WHAT TO WORK ON –
Count the lines in the data below that have "ROBINSON" in them, and reply with only that number.
○ ○ ○
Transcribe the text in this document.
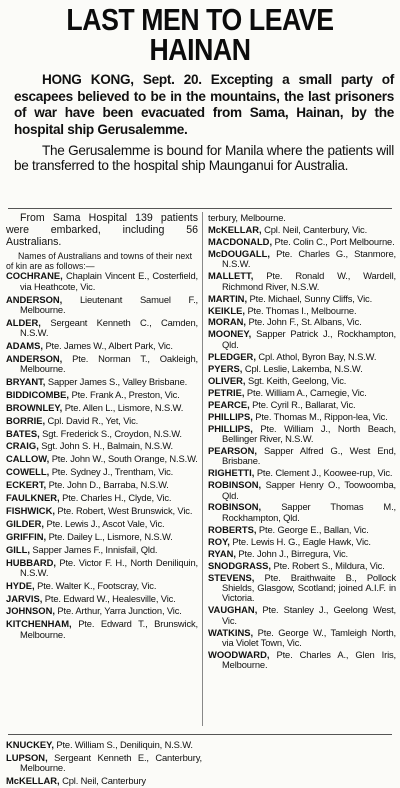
LAST MEN TO LEAVE
HAINAN

HONG KONG, Sept. 20. Excepting a small party of escapees believed to be in the mountains, the last prisoners of war have been evacuated from Sama, Hainan, by the hospital ship Gerusalemme.

The Gerusalemme is bound for Manila where the patients will be transferred to the hospital ship Maunganui for Australia.

From Sama Hospital 139 patients were embarked, including 56 Australians.

Names of Australians and towns of their next of kin are as follows:—

COCHRANE, Chaplain Vincent E., Costerfield, via Heathcote, Vic.

ANDERSON, Lieutenant Samuel F., Melbourne.

ALDER, Sergeant Kenneth C., Camden, N.S.W.

ADAMS, Pte. James W., Albert Park, Vic.

ANDERSON, Pte. Norman T., Oakleigh, Melbourne.

BRYANT, Sapper James S., Valley Brisbane.

BIDDICOMBE, Pte. Frank A., Preston, Vic.

BROWNLEY, Pte. Allen L., Lismore, N.S.W.

BORRIE, Cpl. David R., Yet, Vic.

BATES, Sgt. Frederick S., Croydon, N.S.W.

CRAIG, Sgt. John S. H., Balmain, N.S.W.

CALLOW, Pte. John W., South Orange, N.S.W.

COWELL, Pte. Sydney J., Trentham, Vic.

ECKERT, Pte. John D., Barraba, N.S.W.

FAULKNER, Pte. Charles H., Clyde, Vic.

FISHWICK, Pte. Robert, West Brunswick, Vic.

GILDER, Pte. Lewis J., Ascot Vale, Vic.

GRIFFIN, Pte. Dailey L., Lismore, N.S.W.

GILL, Sapper James F., Innisfail, Qld.

HUBBARD, Pte. Victor F. H., North Deniliquin, N.S.W.

HYDE, Pte. Walter K., Footscray, Vic.

JARVIS, Pte. Edward W., Healesville, Vic.

JOHNSON, Pte. Arthur, Yarra Junction, Vic.

KITCHENHAM, Pte. Edward T., Brunswick, Melbourne.

terbury, Melbourne.

McKELLAR, Cpl. Neil, Canterbury, Vic.

MACDONALD, Pte. Colin C., Port Melbourne.

McDOUGALL, Pte. Charles G., Stanmore, N.S.W.

MALLETT, Pte. Ronald W., Wardell, Richmond River, N.S.W.

MARTIN, Pte. Michael, Sunny Cliffs, Vic.

KEIKLE, Pte. Thomas I., Melbourne.

MORAN, Pte. John F., St. Albans, Vic.

MOONEY, Sapper Patrick J., Rockhampton, Qld.

PLEDGER, Cpl. Athol, Byron Bay, N.S.W.

PYERS, Cpl. Leslie, Lakemba, N.S.W.

OLIVER, Sgt. Keith, Geelong, Vic.

PETRIE, Pte. William A., Carnegie, Vic.

PEARCE, Pte. Cyril R., Ballarat, Vic.

PHILLIPS, Pte. Thomas M., Rippon-lea, Vic.

PHILLIPS, Pte. William J., North Beach, Bellinger River, N.S.W.

PEARSON, Sapper Alfred G., West End, Brisbane.

RIGHETTI, Pte. Clement J., Koowee-rup, Vic.

ROBINSON, Sapper Henry O., Toowoomba, Qld.

ROBINSON, Sapper Thomas M., Rockhampton, Qld.

ROBERTS, Pte. George E., Ballan, Vic.

ROY, Pte. Lewis H. G., Eagle Hawk, Vic.

RYAN, Pte. John J., Birregura, Vic.

SNODGRASS, Pte. Robert S., Mildura, Vic.

STEVENS, Pte. Braithwaite B., Pollock Shields, Glasgow, Scotland; joined A.I.F. in Victoria.

VAUGHAN, Pte. Stanley J., Geelong West, Vic.

WATKINS, Pte. George W., Tamleigh North, via Violet Town, Vic.

WOODWARD, Pte. Charles A., Glen Iris, Melbourne.

KNUCKEY, Pte. William S., Deniliquin, N.S.W.

LUPSON, Sergeant Kenneth E., Canterbury, Melbourne.

McKELLAR, Cpl. Neil, Canterbury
○ ○ ○
RESPONSE BOX –
2